(Stored records)

┄┄┄┄┄┄┄┄┄┄

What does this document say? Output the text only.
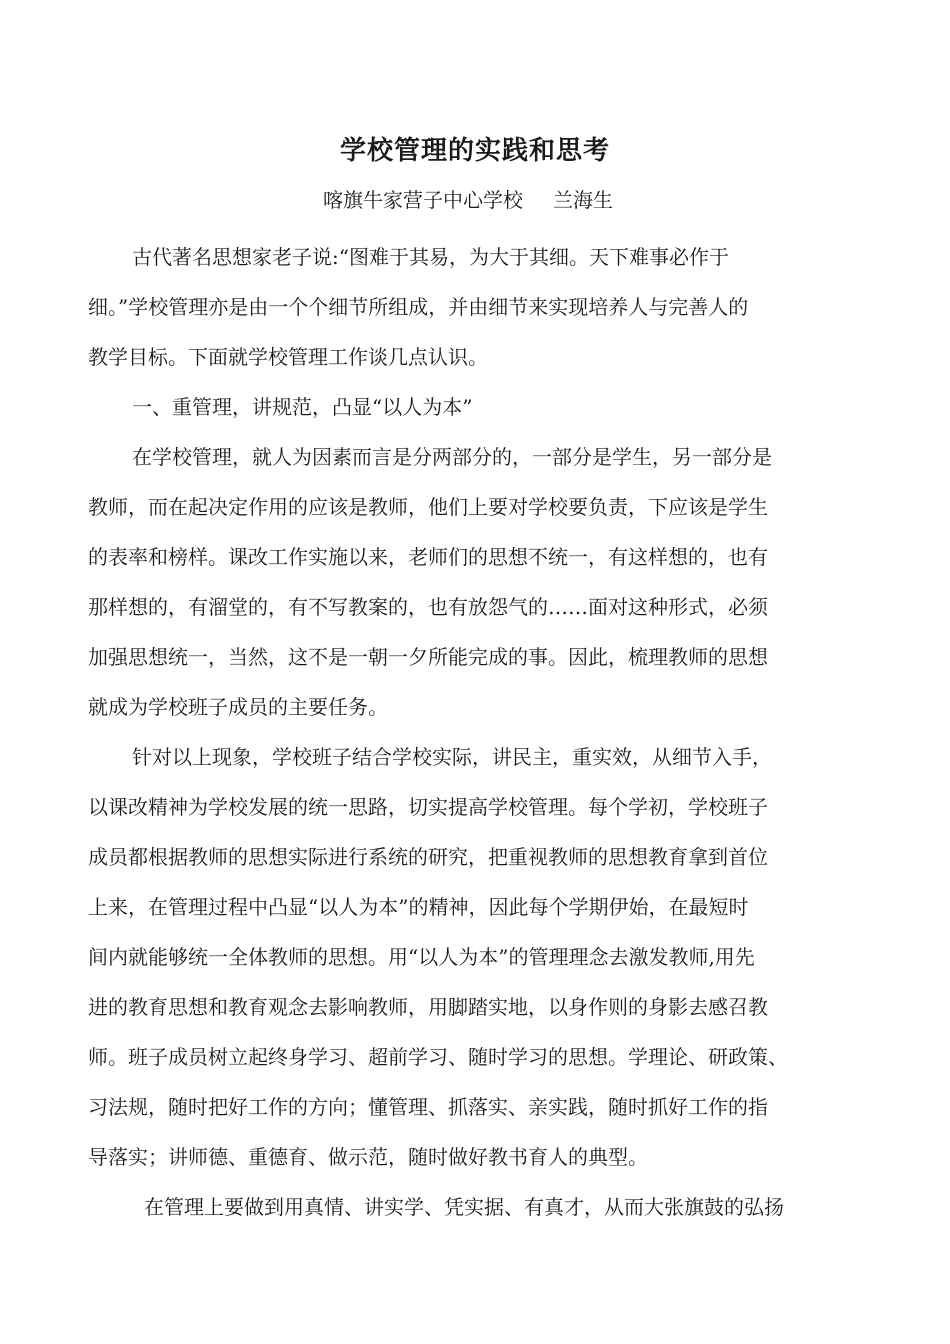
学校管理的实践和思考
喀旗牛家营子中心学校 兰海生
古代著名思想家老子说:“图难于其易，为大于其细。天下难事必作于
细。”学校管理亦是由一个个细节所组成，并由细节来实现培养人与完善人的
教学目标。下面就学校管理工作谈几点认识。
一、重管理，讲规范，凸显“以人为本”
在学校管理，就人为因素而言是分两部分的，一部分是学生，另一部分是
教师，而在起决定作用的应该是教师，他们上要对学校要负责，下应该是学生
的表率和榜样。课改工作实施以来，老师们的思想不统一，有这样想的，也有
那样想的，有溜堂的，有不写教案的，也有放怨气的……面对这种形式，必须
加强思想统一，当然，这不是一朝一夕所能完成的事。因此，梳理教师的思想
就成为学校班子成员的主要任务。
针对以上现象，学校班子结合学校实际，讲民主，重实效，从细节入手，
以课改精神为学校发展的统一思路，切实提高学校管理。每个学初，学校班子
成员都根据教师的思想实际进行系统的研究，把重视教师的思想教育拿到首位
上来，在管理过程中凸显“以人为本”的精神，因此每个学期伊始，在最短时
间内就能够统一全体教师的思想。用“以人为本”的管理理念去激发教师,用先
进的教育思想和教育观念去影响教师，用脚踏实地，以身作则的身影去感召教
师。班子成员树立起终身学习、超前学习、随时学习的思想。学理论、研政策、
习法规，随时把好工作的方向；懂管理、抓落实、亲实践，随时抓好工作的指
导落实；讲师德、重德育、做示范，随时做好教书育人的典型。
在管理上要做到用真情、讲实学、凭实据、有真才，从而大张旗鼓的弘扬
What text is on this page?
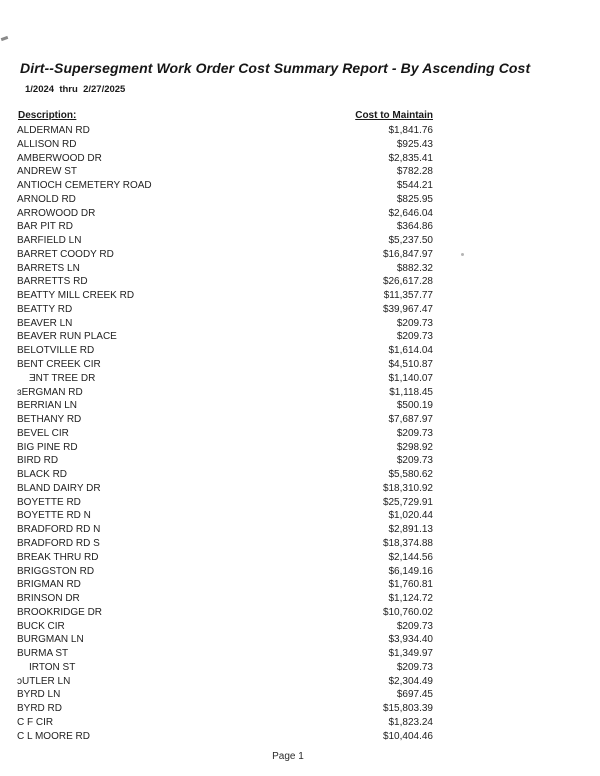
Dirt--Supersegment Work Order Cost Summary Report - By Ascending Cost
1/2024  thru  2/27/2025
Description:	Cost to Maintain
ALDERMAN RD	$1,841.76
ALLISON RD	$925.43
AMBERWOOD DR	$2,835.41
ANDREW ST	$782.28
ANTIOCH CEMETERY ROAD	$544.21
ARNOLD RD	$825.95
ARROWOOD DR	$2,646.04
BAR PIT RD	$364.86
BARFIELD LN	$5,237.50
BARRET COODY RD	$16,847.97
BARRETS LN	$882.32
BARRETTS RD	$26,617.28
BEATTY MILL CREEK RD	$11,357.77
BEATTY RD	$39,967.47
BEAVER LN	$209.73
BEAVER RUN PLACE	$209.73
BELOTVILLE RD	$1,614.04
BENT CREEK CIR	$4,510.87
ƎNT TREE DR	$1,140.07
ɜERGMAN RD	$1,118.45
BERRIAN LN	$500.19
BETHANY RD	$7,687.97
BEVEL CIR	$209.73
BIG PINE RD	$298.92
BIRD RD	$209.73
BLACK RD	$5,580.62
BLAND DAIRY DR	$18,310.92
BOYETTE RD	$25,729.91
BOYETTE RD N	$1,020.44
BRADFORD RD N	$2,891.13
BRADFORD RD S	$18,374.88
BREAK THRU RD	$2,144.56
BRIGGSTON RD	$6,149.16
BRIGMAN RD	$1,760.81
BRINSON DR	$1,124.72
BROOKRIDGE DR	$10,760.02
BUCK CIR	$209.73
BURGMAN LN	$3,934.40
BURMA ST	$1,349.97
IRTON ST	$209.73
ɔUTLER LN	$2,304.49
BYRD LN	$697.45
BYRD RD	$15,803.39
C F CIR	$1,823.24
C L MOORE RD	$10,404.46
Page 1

┄┄┄┄┄┄┄┄┄┄

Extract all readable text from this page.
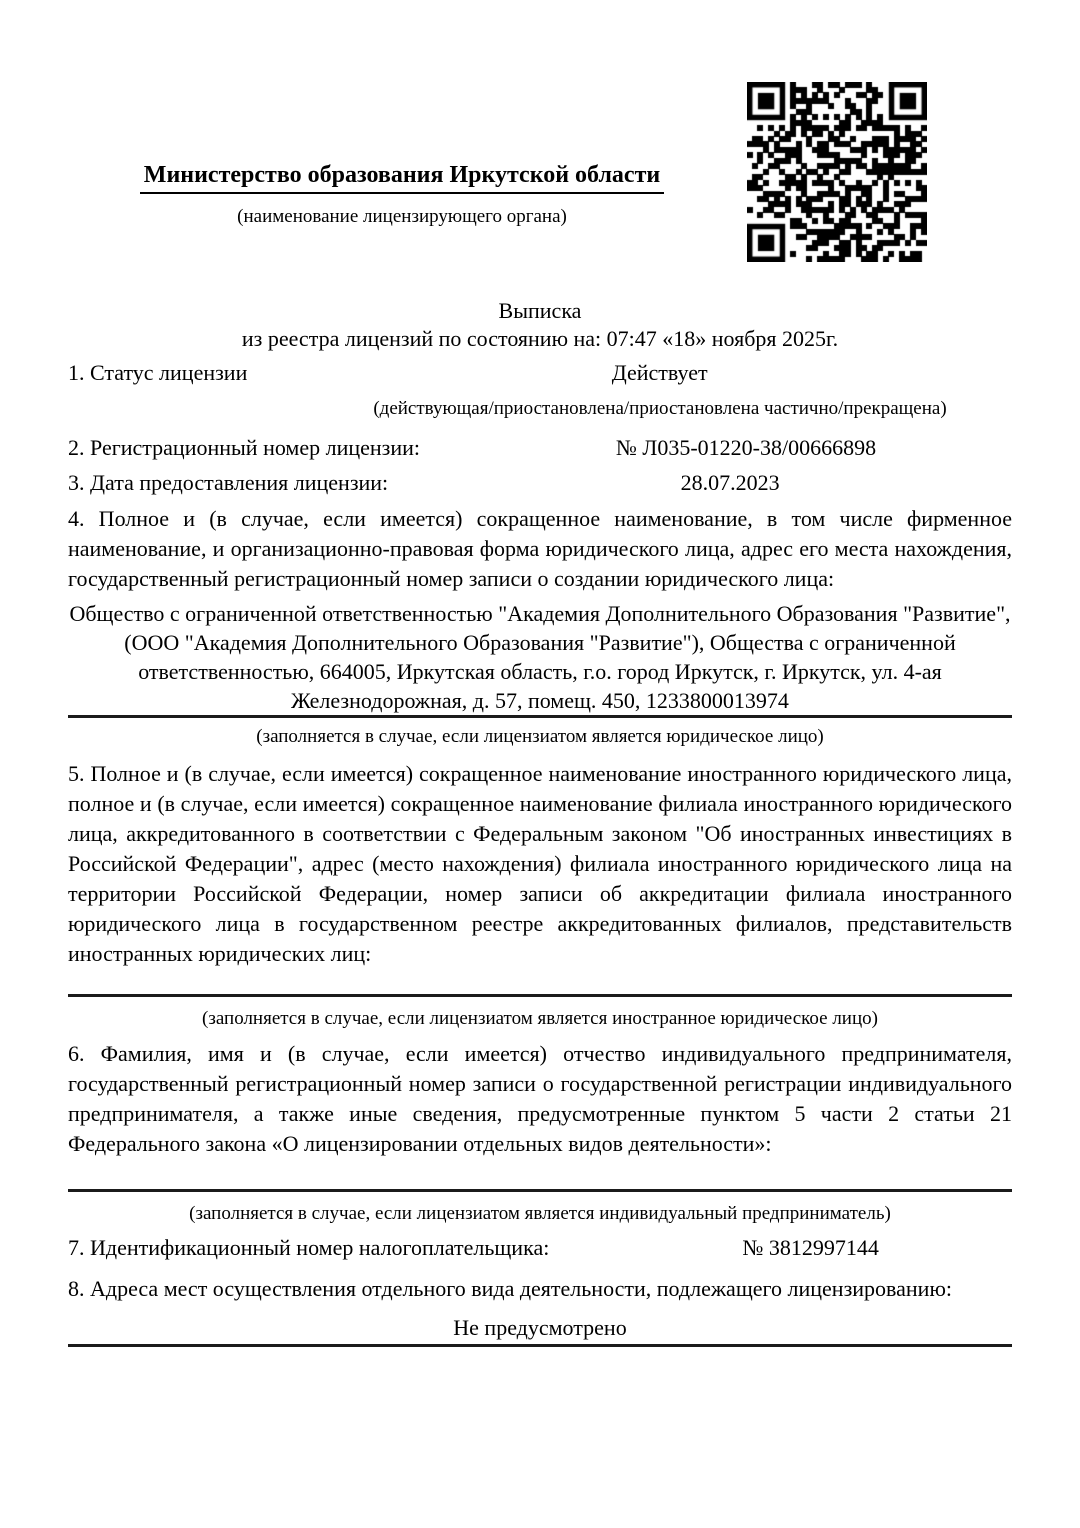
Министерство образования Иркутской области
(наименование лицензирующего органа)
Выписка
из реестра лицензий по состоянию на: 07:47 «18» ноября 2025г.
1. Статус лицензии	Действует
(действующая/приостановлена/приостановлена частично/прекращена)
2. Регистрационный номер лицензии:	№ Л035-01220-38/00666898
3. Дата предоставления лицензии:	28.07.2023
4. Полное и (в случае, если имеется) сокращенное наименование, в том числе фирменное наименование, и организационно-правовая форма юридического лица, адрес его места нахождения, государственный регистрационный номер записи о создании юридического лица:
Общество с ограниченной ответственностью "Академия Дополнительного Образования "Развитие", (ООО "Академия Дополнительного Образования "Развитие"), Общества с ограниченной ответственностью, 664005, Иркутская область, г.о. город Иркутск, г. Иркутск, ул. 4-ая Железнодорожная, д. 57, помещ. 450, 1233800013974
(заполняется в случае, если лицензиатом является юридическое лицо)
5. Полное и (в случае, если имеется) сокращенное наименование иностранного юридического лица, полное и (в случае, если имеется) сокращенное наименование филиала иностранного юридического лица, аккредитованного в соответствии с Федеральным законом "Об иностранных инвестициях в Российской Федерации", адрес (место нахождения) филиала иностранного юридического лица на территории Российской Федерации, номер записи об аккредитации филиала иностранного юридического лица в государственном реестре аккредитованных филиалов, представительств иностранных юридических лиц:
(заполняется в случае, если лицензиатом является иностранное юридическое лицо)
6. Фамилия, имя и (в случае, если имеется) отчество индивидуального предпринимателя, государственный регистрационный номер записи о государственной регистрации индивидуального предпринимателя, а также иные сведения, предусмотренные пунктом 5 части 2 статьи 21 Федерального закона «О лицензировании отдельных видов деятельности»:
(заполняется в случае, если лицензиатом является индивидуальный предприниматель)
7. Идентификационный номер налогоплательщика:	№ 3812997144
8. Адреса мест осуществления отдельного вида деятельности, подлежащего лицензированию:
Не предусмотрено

┄┄┄┄┄┄┄┄┄┄

● **Aim**
Extract all lines of the records above that include "text".

● **Solution for this task**
What does this document say? Output the text only.
What text is on this page?
Extract all readable text from this page.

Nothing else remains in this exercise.